*Given request:* Extract the listing below in full, unchanged.

Start of Data

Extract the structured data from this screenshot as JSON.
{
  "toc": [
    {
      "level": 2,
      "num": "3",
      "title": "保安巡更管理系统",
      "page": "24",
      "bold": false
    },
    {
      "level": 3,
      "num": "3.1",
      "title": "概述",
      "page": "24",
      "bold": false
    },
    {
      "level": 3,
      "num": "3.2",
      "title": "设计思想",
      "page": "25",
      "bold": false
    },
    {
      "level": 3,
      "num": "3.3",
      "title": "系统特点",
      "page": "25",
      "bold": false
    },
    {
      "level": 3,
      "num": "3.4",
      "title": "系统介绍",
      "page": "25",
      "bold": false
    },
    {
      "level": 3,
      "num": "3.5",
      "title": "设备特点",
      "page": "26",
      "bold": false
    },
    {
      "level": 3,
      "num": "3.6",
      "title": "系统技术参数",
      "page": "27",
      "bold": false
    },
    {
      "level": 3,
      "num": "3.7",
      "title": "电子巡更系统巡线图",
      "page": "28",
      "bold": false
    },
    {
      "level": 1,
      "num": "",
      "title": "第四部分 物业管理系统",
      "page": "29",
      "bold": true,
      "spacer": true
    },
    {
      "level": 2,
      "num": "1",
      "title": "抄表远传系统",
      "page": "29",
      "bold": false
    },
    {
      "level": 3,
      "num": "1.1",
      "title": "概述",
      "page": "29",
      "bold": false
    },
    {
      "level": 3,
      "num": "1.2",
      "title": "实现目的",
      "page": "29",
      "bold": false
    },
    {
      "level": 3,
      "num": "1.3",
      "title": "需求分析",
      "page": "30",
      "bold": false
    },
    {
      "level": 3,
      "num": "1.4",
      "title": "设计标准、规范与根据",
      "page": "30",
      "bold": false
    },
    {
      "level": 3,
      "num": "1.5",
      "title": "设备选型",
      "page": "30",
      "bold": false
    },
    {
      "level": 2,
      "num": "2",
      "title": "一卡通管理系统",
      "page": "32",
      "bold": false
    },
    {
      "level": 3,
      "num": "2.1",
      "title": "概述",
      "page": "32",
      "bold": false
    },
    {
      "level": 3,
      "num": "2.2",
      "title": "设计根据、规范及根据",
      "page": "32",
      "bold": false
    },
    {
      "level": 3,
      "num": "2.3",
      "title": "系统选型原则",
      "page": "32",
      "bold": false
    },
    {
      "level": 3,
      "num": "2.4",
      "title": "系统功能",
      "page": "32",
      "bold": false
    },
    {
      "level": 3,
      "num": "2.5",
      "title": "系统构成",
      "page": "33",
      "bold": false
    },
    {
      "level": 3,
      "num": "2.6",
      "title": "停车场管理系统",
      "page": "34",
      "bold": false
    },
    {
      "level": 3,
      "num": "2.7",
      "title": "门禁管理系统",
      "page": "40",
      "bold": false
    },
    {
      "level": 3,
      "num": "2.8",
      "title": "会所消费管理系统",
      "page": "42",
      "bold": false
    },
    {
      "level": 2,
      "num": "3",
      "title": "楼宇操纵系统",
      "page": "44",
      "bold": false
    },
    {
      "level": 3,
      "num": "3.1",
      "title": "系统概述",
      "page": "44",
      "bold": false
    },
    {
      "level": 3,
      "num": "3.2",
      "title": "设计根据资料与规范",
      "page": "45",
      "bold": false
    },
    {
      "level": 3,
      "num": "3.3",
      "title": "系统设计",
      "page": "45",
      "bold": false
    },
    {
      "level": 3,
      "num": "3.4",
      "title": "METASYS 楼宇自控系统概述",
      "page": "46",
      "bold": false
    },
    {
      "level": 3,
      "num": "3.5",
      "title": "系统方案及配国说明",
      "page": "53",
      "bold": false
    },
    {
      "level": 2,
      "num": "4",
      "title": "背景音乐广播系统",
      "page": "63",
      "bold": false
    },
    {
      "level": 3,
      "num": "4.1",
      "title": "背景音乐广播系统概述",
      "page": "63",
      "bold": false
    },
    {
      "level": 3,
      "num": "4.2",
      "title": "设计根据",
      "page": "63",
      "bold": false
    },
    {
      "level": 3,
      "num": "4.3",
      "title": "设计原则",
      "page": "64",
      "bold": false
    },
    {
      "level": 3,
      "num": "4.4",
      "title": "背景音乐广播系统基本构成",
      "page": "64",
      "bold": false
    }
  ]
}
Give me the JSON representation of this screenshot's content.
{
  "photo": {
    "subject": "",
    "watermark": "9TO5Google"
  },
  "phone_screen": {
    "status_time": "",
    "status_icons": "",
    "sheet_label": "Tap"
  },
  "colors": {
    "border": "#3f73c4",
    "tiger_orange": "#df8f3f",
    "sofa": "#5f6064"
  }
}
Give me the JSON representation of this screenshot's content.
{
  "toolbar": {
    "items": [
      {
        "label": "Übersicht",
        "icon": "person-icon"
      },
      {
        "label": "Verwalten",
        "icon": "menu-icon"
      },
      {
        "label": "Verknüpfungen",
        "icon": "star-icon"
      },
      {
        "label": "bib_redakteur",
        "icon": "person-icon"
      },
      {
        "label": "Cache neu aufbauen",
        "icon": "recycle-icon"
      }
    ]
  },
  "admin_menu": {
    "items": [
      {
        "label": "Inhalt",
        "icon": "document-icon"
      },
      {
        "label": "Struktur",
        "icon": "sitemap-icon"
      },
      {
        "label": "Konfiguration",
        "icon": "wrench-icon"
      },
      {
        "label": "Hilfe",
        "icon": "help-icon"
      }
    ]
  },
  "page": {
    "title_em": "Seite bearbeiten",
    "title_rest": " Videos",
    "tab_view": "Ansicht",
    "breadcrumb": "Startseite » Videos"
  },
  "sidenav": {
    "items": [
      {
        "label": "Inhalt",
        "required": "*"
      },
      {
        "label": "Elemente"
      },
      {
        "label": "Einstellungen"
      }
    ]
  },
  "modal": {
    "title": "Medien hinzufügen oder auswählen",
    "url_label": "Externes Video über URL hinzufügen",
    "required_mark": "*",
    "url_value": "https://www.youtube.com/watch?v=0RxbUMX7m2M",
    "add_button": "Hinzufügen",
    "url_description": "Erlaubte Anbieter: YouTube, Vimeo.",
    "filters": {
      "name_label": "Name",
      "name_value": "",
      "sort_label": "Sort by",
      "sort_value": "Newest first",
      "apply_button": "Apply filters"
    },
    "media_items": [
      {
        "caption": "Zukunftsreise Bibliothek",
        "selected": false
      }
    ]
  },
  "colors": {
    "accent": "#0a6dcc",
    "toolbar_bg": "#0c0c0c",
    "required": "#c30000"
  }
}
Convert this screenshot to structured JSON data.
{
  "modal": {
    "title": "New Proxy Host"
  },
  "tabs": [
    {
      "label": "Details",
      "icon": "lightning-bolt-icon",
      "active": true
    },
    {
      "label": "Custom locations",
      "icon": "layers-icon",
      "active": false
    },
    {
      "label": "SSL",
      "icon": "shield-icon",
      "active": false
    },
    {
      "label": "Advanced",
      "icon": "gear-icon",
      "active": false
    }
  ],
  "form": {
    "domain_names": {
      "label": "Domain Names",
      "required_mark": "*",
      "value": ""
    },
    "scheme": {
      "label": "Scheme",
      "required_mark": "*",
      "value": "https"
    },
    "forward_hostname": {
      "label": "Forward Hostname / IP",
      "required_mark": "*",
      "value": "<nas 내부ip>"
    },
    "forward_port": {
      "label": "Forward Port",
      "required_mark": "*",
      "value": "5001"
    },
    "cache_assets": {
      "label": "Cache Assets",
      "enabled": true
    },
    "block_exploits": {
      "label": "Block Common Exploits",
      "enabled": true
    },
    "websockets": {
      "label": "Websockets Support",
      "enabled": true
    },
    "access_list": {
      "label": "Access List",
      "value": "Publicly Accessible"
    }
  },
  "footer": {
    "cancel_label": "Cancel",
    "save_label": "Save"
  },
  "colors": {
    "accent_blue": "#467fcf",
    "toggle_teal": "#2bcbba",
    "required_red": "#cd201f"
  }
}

End of Data

*The solution:*
Extract the structured data from this screenshot as JSON.
{
  "toc": [
    {
      "level": 2,
      "num": "3",
      "title": "保安巡更管理系统",
      "page": "24",
      "bold": false
    },
    {
      "level": 3,
      "num": "3.1",
      "title": "概述",
      "page": "24",
      "bold": false
    },
    {
      "level": 3,
      "num": "3.2",
      "title": "设计思想",
      "page": "25",
      "bold": false
    },
    {
      "level": 3,
      "num": "3.3",
      "title": "系统特点",
      "page": "25",
      "bold": false
    },
    {
      "level": 3,
      "num": "3.4",
      "title": "系统介绍",
      "page": "25",
      "bold": false
    },
    {
      "level": 3,
      "num": "3.5",
      "title": "设备特点",
      "page": "26",
      "bold": false
    },
    {
      "level": 3,
      "num": "3.6",
      "title": "系统技术参数",
      "page": "27",
      "bold": false
    },
    {
      "level": 3,
      "num": "3.7",
      "title": "电子巡更系统巡线图",
      "page": "28",
      "bold": false
    },
    {
      "level": 1,
      "num": "",
      "title": "第四部分 物业管理系统",
      "page": "29",
      "bold": true,
      "spacer": true
    },
    {
      "level": 2,
      "num": "1",
      "title": "抄表远传系统",
      "page": "29",
      "bold": false
    },
    {
      "level": 3,
      "num": "1.1",
      "title": "概述",
      "page": "29",
      "bold": false
    },
    {
      "level": 3,
      "num": "1.2",
      "title": "实现目的",
      "page": "29",
      "bold": false
    },
    {
      "level": 3,
      "num": "1.3",
      "title": "需求分析",
      "page": "30",
      "bold": false
    },
    {
      "level": 3,
      "num": "1.4",
      "title": "设计标准、规范与根据",
      "page": "30",
      "bold": false
    },
    {
      "level": 3,
      "num": "1.5",
      "title": "设备选型",
      "page": "30",
      "bold": false
    },
    {
      "level": 2,
      "num": "2",
      "title": "一卡通管理系统",
      "page": "32",
      "bold": false
    },
    {
      "level": 3,
      "num": "2.1",
      "title": "概述",
      "page": "32",
      "bold": false
    },
    {
      "level": 3,
      "num": "2.2",
      "title": "设计根据、规范及根据",
      "page": "32",
      "bold": false
    },
    {
      "level": 3,
      "num": "2.3",
      "title": "系统选型原则",
      "page": "32",
      "bold": false
    },
    {
      "level": 3,
      "num": "2.4",
      "title": "系统功能",
      "page": "32",
      "bold": false
    },
    {
      "level": 3,
      "num": "2.5",
      "title": "系统构成",
      "page": "33",
      "bold": false
    },
    {
      "level": 3,
      "num": "2.6",
      "title": "停车场管理系统",
      "page": "34",
      "bold": false
    },
    {
      "level": 3,
      "num": "2.7",
      "title": "门禁管理系统",
      "page": "40",
      "bold": false
    },
    {
      "level": 3,
      "num": "2.8",
      "title": "会所消费管理系统",
      "page": "42",
      "bold": false
    },
    {
      "level": 2,
      "num": "3",
      "title": "楼宇操纵系统",
      "page": "44",
      "bold": false
    },
    {
      "level": 3,
      "num": "3.1",
      "title": "系统概述",
      "page": "44",
      "bold": false
    },
    {
      "level": 3,
      "num": "3.2",
      "title": "设计根据资料与规范",
      "page": "45",
      "bold": false
    },
    {
      "level": 3,
      "num": "3.3",
      "title": "系统设计",
      "page": "45",
      "bold": false
    },
    {
      "level": 3,
      "num": "3.4",
      "title": "METASYS 楼宇自控系统概述",
      "page": "46",
      "bold": false
    },
    {
      "level": 3,
      "num": "3.5",
      "title": "系统方案及配国说明",
      "page": "53",
      "bold": false
    },
    {
      "level": 2,
      "num": "4",
      "title": "背景音乐广播系统",
      "page": "63",
      "bold": false
    },
    {
      "level": 3,
      "num": "4.1",
      "title": "背景音乐广播系统概述",
      "page": "63",
      "bold": false
    },
    {
      "level": 3,
      "num": "4.2",
      "title": "设计根据",
      "page": "63",
      "bold": false
    },
    {
      "level": 3,
      "num": "4.3",
      "title": "设计原则",
      "page": "64",
      "bold": false
    },
    {
      "level": 3,
      "num": "4.4",
      "title": "背景音乐广播系统基本构成",
      "page": "64",
      "bold": false
    }
  ]
}
Give me the JSON representation of this screenshot's content.
{
  "photo": {
    "subject": "",
    "watermark": "9TO5Google"
  },
  "phone_screen": {
    "status_time": "",
    "status_icons": "",
    "sheet_label": "Tap"
  },
  "colors": {
    "border": "#3f73c4",
    "tiger_orange": "#df8f3f",
    "sofa": "#5f6064"
  }
}
Give me the JSON representation of this screenshot's content.
{
  "toolbar": {
    "items": [
      {
        "label": "Übersicht",
        "icon": "person-icon"
      },
      {
        "label": "Verwalten",
        "icon": "menu-icon"
      },
      {
        "label": "Verknüpfungen",
        "icon": "star-icon"
      },
      {
        "label": "bib_redakteur",
        "icon": "person-icon"
      },
      {
        "label": "Cache neu aufbauen",
        "icon": "recycle-icon"
      }
    ]
  },
  "admin_menu": {
    "items": [
      {
        "label": "Inhalt",
        "icon": "document-icon"
      },
      {
        "label": "Struktur",
        "icon": "sitemap-icon"
      },
      {
        "label": "Konfiguration",
        "icon": "wrench-icon"
      },
      {
        "label": "Hilfe",
        "icon": "help-icon"
      }
    ]
  },
  "page": {
    "title_em": "Seite bearbeiten",
    "title_rest": " Videos",
    "tab_view": "Ansicht",
    "breadcrumb": "Startseite » Videos"
  },
  "sidenav": {
    "items": [
      {
        "label": "Inhalt",
        "required": "*"
      },
      {
        "label": "Elemente"
      },
      {
        "label": "Einstellungen"
      }
    ]
  },
  "modal": {
    "title": "Medien hinzufügen oder auswählen",
    "url_label": "Externes Video über URL hinzufügen",
    "required_mark": "*",
    "url_value": "https://www.youtube.com/watch?v=0RxbUMX7m2M",
    "add_button": "Hinzufügen",
    "url_description": "Erlaubte Anbieter: YouTube, Vimeo.",
    "filters": {
      "name_label": "Name",
      "name_value": "",
      "sort_label": "Sort by",
      "sort_value": "Newest first",
      "apply_button": "Apply filters"
    },
    "media_items": [
      {
        "caption": "Zukunftsreise Bibliothek",
        "selected": false
      }
    ]
  },
  "colors": {
    "accent": "#0a6dcc",
    "toolbar_bg": "#0c0c0c",
    "required": "#c30000"
  }
}
Convert this screenshot to structured JSON data.
{
  "modal": {
    "title": "New Proxy Host"
  },
  "tabs": [
    {
      "label": "Details",
      "icon": "lightning-bolt-icon",
      "active": true
    },
    {
      "label": "Custom locations",
      "icon": "layers-icon",
      "active": false
    },
    {
      "label": "SSL",
      "icon": "shield-icon",
      "active": false
    },
    {
      "label": "Advanced",
      "icon": "gear-icon",
      "active": false
    }
  ],
  "form": {
    "domain_names": {
      "label": "Domain Names",
      "required_mark": "*",
      "value": ""
    },
    "scheme": {
      "label": "Scheme",
      "required_mark": "*",
      "value": "https"
    },
    "forward_hostname": {
      "label": "Forward Hostname / IP",
      "required_mark": "*",
      "value": "<nas 내부ip>"
    },
    "forward_port": {
      "label": "Forward Port",
      "required_mark": "*",
      "value": "5001"
    },
    "cache_assets": {
      "label": "Cache Assets",
      "enabled": true
    },
    "block_exploits": {
      "label": "Block Common Exploits",
      "enabled": true
    },
    "websockets": {
      "label": "Websockets Support",
      "enabled": true
    },
    "access_list": {
      "label": "Access List",
      "value": "Publicly Accessible"
    }
  },
  "footer": {
    "cancel_label": "Cancel",
    "save_label": "Save"
  },
  "colors": {
    "accent_blue": "#467fcf",
    "toggle_teal": "#2bcbba",
    "required_red": "#cd201f"
  }
}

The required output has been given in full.